* **Instructions to follow**
Reproduce all records exactly.

────────────────────────────────────────

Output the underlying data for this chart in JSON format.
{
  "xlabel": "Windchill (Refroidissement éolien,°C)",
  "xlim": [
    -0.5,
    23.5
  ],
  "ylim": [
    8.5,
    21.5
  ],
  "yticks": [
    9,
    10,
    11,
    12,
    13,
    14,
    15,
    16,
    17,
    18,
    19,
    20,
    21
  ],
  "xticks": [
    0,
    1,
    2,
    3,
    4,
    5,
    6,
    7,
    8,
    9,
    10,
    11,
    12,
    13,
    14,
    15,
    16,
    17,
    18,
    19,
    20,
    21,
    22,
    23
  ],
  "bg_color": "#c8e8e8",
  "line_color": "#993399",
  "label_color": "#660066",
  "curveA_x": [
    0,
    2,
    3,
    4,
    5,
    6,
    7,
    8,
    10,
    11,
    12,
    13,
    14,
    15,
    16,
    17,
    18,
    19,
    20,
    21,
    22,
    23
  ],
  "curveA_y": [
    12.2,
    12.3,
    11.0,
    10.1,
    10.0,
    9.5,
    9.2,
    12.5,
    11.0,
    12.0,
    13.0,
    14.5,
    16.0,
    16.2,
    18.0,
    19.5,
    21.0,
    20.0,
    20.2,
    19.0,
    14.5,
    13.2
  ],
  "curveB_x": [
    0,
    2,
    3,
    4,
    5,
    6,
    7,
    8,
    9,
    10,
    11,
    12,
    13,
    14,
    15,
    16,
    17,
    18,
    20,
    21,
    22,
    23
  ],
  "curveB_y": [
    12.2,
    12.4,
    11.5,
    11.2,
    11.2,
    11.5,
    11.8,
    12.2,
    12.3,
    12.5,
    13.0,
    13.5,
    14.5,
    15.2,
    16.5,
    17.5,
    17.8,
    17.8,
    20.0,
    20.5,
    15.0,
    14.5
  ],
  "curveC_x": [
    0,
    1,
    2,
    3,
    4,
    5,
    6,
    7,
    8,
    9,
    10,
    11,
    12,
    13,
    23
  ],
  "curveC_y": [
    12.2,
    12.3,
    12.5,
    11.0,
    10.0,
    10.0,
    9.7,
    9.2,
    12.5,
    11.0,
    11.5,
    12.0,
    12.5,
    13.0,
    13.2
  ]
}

────────────────────────────────────────

* **Finished answer**
Output the underlying data for this chart in JSON format.
{
  "xlabel": "Windchill (Refroidissement éolien,°C)",
  "xlim": [
    -0.5,
    23.5
  ],
  "ylim": [
    8.5,
    21.5
  ],
  "yticks": [
    9,
    10,
    11,
    12,
    13,
    14,
    15,
    16,
    17,
    18,
    19,
    20,
    21
  ],
  "xticks": [
    0,
    1,
    2,
    3,
    4,
    5,
    6,
    7,
    8,
    9,
    10,
    11,
    12,
    13,
    14,
    15,
    16,
    17,
    18,
    19,
    20,
    21,
    22,
    23
  ],
  "bg_color": "#c8e8e8",
  "line_color": "#993399",
  "label_color": "#660066",
  "curveA_x": [
    0,
    2,
    3,
    4,
    5,
    6,
    7,
    8,
    10,
    11,
    12,
    13,
    14,
    15,
    16,
    17,
    18,
    19,
    20,
    21,
    22,
    23
  ],
  "curveA_y": [
    12.2,
    12.3,
    11.0,
    10.1,
    10.0,
    9.5,
    9.2,
    12.5,
    11.0,
    12.0,
    13.0,
    14.5,
    16.0,
    16.2,
    18.0,
    19.5,
    21.0,
    20.0,
    20.2,
    19.0,
    14.5,
    13.2
  ],
  "curveB_x": [
    0,
    2,
    3,
    4,
    5,
    6,
    7,
    8,
    9,
    10,
    11,
    12,
    13,
    14,
    15,
    16,
    17,
    18,
    20,
    21,
    22,
    23
  ],
  "curveB_y": [
    12.2,
    12.4,
    11.5,
    11.2,
    11.2,
    11.5,
    11.8,
    12.2,
    12.3,
    12.5,
    13.0,
    13.5,
    14.5,
    15.2,
    16.5,
    17.5,
    17.8,
    17.8,
    20.0,
    20.5,
    15.0,
    14.5
  ],
  "curveC_x": [
    0,
    1,
    2,
    3,
    4,
    5,
    6,
    7,
    8,
    9,
    10,
    11,
    12,
    13,
    23
  ],
  "curveC_y": [
    12.2,
    12.3,
    12.5,
    11.0,
    10.0,
    10.0,
    9.7,
    9.2,
    12.5,
    11.0,
    11.5,
    12.0,
    12.5,
    13.0,
    13.2
  ]
}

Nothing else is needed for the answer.